Your goal: Give the number of lines in the data that hold the word "读取数据到缓冲区", and nothing else.

Rows:

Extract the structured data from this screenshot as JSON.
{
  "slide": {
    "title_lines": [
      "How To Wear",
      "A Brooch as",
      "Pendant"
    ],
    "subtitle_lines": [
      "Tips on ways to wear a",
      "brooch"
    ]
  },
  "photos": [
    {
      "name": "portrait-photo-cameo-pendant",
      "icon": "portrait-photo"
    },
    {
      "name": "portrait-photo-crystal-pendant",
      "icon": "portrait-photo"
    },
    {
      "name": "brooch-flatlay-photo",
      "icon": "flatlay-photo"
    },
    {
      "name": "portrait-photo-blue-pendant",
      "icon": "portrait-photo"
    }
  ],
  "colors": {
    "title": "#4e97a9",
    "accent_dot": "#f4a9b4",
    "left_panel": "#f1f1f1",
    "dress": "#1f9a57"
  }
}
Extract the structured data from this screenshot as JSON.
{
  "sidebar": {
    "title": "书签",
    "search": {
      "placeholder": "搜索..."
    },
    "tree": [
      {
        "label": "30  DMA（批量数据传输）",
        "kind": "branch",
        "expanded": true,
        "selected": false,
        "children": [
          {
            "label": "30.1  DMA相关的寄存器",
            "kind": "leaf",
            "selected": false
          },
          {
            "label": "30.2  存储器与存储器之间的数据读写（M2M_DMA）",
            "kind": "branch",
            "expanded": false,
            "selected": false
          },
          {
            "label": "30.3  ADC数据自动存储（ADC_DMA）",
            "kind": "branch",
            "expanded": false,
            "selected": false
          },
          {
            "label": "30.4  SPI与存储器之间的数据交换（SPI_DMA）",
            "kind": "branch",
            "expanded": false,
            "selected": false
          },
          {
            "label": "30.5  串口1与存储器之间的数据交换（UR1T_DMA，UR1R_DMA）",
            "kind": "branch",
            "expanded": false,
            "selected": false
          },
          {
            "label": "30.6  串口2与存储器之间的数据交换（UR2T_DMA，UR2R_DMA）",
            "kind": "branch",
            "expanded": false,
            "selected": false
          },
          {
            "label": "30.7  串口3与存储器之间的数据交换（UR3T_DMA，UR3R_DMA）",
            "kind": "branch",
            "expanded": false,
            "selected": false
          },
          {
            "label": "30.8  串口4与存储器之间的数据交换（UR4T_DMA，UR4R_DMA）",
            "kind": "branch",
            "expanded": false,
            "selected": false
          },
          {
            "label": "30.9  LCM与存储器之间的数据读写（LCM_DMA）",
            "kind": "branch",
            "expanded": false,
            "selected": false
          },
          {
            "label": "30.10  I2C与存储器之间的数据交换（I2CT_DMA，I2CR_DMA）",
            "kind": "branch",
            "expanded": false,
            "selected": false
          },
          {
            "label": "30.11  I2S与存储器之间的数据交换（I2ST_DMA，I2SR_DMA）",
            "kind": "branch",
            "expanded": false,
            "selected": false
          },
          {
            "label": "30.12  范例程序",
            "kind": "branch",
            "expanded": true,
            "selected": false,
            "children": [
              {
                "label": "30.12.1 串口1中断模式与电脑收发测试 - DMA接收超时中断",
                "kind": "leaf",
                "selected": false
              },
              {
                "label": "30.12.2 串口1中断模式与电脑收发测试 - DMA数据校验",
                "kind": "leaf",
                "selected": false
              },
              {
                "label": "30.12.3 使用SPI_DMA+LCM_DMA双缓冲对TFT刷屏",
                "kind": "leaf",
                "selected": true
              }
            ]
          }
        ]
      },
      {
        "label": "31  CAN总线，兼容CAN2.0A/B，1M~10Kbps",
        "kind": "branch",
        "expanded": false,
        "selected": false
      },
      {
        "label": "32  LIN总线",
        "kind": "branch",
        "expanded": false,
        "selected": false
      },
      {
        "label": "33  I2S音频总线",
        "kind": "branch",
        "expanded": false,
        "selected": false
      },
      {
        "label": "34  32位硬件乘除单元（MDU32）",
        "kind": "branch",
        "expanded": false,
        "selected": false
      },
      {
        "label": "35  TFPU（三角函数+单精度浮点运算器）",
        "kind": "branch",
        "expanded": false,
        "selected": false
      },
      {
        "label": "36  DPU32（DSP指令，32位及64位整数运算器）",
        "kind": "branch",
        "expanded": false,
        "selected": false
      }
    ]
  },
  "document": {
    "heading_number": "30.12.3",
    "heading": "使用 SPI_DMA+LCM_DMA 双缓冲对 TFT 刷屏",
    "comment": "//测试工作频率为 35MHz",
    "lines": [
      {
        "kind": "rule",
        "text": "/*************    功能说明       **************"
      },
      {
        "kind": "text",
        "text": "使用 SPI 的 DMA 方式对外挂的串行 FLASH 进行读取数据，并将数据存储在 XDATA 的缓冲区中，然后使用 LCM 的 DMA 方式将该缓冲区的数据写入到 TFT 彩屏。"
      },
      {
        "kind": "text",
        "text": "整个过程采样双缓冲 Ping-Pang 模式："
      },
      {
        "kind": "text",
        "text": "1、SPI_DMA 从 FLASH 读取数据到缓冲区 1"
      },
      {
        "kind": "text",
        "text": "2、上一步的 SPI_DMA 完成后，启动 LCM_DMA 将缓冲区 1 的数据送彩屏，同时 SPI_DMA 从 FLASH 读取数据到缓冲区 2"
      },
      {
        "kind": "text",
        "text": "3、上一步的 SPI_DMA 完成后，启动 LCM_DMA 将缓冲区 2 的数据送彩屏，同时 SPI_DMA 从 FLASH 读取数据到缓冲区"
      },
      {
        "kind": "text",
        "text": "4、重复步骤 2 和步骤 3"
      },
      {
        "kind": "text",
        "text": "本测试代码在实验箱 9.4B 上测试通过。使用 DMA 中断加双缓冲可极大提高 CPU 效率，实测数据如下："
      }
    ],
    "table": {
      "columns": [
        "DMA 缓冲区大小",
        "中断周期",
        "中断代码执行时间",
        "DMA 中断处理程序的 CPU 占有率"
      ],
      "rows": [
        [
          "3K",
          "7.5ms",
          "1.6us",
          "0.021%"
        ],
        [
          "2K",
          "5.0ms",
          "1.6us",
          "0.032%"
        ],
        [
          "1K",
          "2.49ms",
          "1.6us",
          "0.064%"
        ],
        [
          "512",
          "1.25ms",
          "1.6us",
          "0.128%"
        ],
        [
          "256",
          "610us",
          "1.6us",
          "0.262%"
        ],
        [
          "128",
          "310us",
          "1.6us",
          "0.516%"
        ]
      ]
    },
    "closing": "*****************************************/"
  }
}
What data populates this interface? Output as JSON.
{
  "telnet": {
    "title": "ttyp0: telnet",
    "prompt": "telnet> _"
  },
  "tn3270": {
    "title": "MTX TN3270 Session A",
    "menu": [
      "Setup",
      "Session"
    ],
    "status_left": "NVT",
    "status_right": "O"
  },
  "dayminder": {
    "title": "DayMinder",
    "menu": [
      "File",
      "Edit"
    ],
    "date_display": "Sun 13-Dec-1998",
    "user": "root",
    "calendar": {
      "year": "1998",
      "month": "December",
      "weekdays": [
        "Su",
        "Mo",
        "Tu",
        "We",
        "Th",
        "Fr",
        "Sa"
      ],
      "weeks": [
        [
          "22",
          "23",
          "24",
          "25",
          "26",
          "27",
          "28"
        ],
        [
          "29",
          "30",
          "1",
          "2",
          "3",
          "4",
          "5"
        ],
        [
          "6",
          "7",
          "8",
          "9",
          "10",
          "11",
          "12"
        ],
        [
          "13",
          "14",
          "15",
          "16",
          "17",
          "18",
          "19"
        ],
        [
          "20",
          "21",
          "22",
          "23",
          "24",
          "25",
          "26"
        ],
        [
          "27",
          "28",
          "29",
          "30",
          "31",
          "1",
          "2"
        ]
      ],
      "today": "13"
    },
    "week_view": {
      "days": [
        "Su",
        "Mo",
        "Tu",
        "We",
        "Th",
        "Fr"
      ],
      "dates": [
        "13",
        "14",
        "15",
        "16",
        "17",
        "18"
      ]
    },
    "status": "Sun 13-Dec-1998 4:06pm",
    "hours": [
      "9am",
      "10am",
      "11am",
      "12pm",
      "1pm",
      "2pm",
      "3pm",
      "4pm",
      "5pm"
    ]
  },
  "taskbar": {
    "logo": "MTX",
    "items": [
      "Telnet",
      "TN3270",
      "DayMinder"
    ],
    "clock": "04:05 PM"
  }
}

Expected answer: 3